**Written problem:** Each entry below is to be duplicated verbatim.

= = = = = = =

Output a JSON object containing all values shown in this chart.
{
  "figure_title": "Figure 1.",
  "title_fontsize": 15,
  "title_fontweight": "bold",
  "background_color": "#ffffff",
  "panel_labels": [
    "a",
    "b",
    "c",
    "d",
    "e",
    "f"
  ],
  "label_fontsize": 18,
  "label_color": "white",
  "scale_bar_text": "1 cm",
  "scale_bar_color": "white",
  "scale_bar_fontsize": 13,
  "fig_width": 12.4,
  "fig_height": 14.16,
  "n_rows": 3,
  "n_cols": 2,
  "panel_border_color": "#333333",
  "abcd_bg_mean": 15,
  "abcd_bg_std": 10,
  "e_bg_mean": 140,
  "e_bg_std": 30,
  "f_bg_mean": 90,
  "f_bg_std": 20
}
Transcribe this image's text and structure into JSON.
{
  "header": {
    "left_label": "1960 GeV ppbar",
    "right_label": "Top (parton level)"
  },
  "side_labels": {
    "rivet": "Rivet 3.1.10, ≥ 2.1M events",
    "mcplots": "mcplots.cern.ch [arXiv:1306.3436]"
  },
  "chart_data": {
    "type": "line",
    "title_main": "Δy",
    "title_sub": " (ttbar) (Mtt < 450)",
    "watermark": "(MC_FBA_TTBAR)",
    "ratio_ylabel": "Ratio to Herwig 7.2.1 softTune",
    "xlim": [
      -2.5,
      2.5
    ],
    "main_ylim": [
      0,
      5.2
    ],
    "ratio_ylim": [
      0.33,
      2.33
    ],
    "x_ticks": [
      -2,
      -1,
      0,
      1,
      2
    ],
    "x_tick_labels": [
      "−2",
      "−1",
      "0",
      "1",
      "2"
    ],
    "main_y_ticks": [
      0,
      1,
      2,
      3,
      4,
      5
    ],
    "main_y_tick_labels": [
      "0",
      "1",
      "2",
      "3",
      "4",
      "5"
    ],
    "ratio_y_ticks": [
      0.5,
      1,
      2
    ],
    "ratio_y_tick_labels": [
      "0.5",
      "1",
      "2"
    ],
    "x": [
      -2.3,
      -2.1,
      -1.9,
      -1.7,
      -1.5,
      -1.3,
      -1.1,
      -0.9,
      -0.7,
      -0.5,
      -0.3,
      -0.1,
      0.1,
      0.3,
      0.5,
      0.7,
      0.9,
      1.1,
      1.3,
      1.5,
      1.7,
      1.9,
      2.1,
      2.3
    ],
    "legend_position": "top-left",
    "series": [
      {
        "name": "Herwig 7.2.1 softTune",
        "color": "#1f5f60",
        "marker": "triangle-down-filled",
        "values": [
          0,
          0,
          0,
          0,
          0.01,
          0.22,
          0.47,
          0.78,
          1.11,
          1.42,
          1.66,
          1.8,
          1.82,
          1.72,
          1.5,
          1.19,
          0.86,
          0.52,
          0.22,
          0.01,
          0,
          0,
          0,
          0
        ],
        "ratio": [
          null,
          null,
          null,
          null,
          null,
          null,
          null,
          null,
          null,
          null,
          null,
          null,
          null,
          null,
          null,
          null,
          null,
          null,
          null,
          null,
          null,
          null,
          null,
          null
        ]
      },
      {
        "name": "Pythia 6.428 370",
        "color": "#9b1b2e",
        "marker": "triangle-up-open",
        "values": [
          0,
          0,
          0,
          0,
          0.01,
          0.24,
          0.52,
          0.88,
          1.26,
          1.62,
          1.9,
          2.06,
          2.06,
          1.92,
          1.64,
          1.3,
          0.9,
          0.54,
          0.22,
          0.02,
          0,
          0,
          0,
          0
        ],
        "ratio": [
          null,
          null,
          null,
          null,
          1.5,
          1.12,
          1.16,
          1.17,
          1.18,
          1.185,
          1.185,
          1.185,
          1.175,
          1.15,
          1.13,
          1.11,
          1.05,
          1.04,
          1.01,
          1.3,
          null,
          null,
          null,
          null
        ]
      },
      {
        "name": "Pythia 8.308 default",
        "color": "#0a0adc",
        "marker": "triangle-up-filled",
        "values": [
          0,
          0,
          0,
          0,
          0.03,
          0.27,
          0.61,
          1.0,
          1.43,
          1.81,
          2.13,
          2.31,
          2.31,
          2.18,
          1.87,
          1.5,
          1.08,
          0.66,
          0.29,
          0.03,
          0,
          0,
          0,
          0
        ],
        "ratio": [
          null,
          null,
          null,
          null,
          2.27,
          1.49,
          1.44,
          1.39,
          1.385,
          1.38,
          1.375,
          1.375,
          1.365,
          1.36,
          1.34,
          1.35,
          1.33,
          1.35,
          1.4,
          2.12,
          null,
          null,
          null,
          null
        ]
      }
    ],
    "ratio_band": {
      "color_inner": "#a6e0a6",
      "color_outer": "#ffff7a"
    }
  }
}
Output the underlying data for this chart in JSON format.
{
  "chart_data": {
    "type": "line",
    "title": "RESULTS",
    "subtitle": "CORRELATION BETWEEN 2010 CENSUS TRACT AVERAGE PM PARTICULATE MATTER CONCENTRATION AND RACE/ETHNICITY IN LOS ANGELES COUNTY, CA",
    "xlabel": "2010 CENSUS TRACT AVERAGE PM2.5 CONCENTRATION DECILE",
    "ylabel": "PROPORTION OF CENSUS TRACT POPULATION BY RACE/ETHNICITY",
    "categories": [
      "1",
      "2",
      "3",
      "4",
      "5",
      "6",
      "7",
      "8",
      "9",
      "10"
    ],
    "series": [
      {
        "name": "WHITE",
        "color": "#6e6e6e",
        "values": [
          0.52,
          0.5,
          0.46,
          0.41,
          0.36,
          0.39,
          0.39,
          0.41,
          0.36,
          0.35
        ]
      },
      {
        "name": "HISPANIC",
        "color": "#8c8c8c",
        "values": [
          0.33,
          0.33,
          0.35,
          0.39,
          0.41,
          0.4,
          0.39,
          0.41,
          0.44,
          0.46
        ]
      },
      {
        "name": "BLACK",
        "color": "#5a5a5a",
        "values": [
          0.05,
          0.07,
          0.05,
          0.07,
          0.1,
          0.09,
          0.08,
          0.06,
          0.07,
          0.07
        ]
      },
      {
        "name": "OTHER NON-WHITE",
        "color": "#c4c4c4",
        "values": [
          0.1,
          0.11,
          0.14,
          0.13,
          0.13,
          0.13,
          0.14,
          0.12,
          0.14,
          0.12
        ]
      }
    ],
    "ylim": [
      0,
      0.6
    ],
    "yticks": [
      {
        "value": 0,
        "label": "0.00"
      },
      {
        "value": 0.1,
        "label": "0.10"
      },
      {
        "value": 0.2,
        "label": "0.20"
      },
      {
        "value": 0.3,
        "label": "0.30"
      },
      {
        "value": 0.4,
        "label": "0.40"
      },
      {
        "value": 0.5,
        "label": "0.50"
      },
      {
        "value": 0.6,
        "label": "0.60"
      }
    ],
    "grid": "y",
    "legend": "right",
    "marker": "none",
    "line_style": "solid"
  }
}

= = = = = = =

**Output for this task:**
Output a JSON object containing all values shown in this chart.
{
  "figure_title": "Figure 1.",
  "title_fontsize": 15,
  "title_fontweight": "bold",
  "background_color": "#ffffff",
  "panel_labels": [
    "a",
    "b",
    "c",
    "d",
    "e",
    "f"
  ],
  "label_fontsize": 18,
  "label_color": "white",
  "scale_bar_text": "1 cm",
  "scale_bar_color": "white",
  "scale_bar_fontsize": 13,
  "fig_width": 12.4,
  "fig_height": 14.16,
  "n_rows": 3,
  "n_cols": 2,
  "panel_border_color": "#333333",
  "abcd_bg_mean": 15,
  "abcd_bg_std": 10,
  "e_bg_mean": 140,
  "e_bg_std": 30,
  "f_bg_mean": 90,
  "f_bg_std": 20
}
Transcribe this image's text and structure into JSON.
{
  "header": {
    "left_label": "1960 GeV ppbar",
    "right_label": "Top (parton level)"
  },
  "side_labels": {
    "rivet": "Rivet 3.1.10, ≥ 2.1M events",
    "mcplots": "mcplots.cern.ch [arXiv:1306.3436]"
  },
  "chart_data": {
    "type": "line",
    "title_main": "Δy",
    "title_sub": " (ttbar) (Mtt < 450)",
    "watermark": "(MC_FBA_TTBAR)",
    "ratio_ylabel": "Ratio to Herwig 7.2.1 softTune",
    "xlim": [
      -2.5,
      2.5
    ],
    "main_ylim": [
      0,
      5.2
    ],
    "ratio_ylim": [
      0.33,
      2.33
    ],
    "x_ticks": [
      -2,
      -1,
      0,
      1,
      2
    ],
    "x_tick_labels": [
      "−2",
      "−1",
      "0",
      "1",
      "2"
    ],
    "main_y_ticks": [
      0,
      1,
      2,
      3,
      4,
      5
    ],
    "main_y_tick_labels": [
      "0",
      "1",
      "2",
      "3",
      "4",
      "5"
    ],
    "ratio_y_ticks": [
      0.5,
      1,
      2
    ],
    "ratio_y_tick_labels": [
      "0.5",
      "1",
      "2"
    ],
    "x": [
      -2.3,
      -2.1,
      -1.9,
      -1.7,
      -1.5,
      -1.3,
      -1.1,
      -0.9,
      -0.7,
      -0.5,
      -0.3,
      -0.1,
      0.1,
      0.3,
      0.5,
      0.7,
      0.9,
      1.1,
      1.3,
      1.5,
      1.7,
      1.9,
      2.1,
      2.3
    ],
    "legend_position": "top-left",
    "series": [
      {
        "name": "Herwig 7.2.1 softTune",
        "color": "#1f5f60",
        "marker": "triangle-down-filled",
        "values": [
          0,
          0,
          0,
          0,
          0.01,
          0.22,
          0.47,
          0.78,
          1.11,
          1.42,
          1.66,
          1.8,
          1.82,
          1.72,
          1.5,
          1.19,
          0.86,
          0.52,
          0.22,
          0.01,
          0,
          0,
          0,
          0
        ],
        "ratio": [
          null,
          null,
          null,
          null,
          null,
          null,
          null,
          null,
          null,
          null,
          null,
          null,
          null,
          null,
          null,
          null,
          null,
          null,
          null,
          null,
          null,
          null,
          null,
          null
        ]
      },
      {
        "name": "Pythia 6.428 370",
        "color": "#9b1b2e",
        "marker": "triangle-up-open",
        "values": [
          0,
          0,
          0,
          0,
          0.01,
          0.24,
          0.52,
          0.88,
          1.26,
          1.62,
          1.9,
          2.06,
          2.06,
          1.92,
          1.64,
          1.3,
          0.9,
          0.54,
          0.22,
          0.02,
          0,
          0,
          0,
          0
        ],
        "ratio": [
          null,
          null,
          null,
          null,
          1.5,
          1.12,
          1.16,
          1.17,
          1.18,
          1.185,
          1.185,
          1.185,
          1.175,
          1.15,
          1.13,
          1.11,
          1.05,
          1.04,
          1.01,
          1.3,
          null,
          null,
          null,
          null
        ]
      },
      {
        "name": "Pythia 8.308 default",
        "color": "#0a0adc",
        "marker": "triangle-up-filled",
        "values": [
          0,
          0,
          0,
          0,
          0.03,
          0.27,
          0.61,
          1.0,
          1.43,
          1.81,
          2.13,
          2.31,
          2.31,
          2.18,
          1.87,
          1.5,
          1.08,
          0.66,
          0.29,
          0.03,
          0,
          0,
          0,
          0
        ],
        "ratio": [
          null,
          null,
          null,
          null,
          2.27,
          1.49,
          1.44,
          1.39,
          1.385,
          1.38,
          1.375,
          1.375,
          1.365,
          1.36,
          1.34,
          1.35,
          1.33,
          1.35,
          1.4,
          2.12,
          null,
          null,
          null,
          null
        ]
      }
    ],
    "ratio_band": {
      "color_inner": "#a6e0a6",
      "color_outer": "#ffff7a"
    }
  }
}
Output the underlying data for this chart in JSON format.
{
  "chart_data": {
    "type": "line",
    "title": "RESULTS",
    "subtitle": "CORRELATION BETWEEN 2010 CENSUS TRACT AVERAGE PM PARTICULATE MATTER CONCENTRATION AND RACE/ETHNICITY IN LOS ANGELES COUNTY, CA",
    "xlabel": "2010 CENSUS TRACT AVERAGE PM2.5 CONCENTRATION DECILE",
    "ylabel": "PROPORTION OF CENSUS TRACT POPULATION BY RACE/ETHNICITY",
    "categories": [
      "1",
      "2",
      "3",
      "4",
      "5",
      "6",
      "7",
      "8",
      "9",
      "10"
    ],
    "series": [
      {
        "name": "WHITE",
        "color": "#6e6e6e",
        "values": [
          0.52,
          0.5,
          0.46,
          0.41,
          0.36,
          0.39,
          0.39,
          0.41,
          0.36,
          0.35
        ]
      },
      {
        "name": "HISPANIC",
        "color": "#8c8c8c",
        "values": [
          0.33,
          0.33,
          0.35,
          0.39,
          0.41,
          0.4,
          0.39,
          0.41,
          0.44,
          0.46
        ]
      },
      {
        "name": "BLACK",
        "color": "#5a5a5a",
        "values": [
          0.05,
          0.07,
          0.05,
          0.07,
          0.1,
          0.09,
          0.08,
          0.06,
          0.07,
          0.07
        ]
      },
      {
        "name": "OTHER NON-WHITE",
        "color": "#c4c4c4",
        "values": [
          0.1,
          0.11,
          0.14,
          0.13,
          0.13,
          0.13,
          0.14,
          0.12,
          0.14,
          0.12
        ]
      }
    ],
    "ylim": [
      0,
      0.6
    ],
    "yticks": [
      {
        "value": 0,
        "label": "0.00"
      },
      {
        "value": 0.1,
        "label": "0.10"
      },
      {
        "value": 0.2,
        "label": "0.20"
      },
      {
        "value": 0.3,
        "label": "0.30"
      },
      {
        "value": 0.4,
        "label": "0.40"
      },
      {
        "value": 0.5,
        "label": "0.50"
      },
      {
        "value": 0.6,
        "label": "0.60"
      }
    ],
    "grid": "y",
    "legend": "right",
    "marker": "none",
    "line_style": "solid"
  }
}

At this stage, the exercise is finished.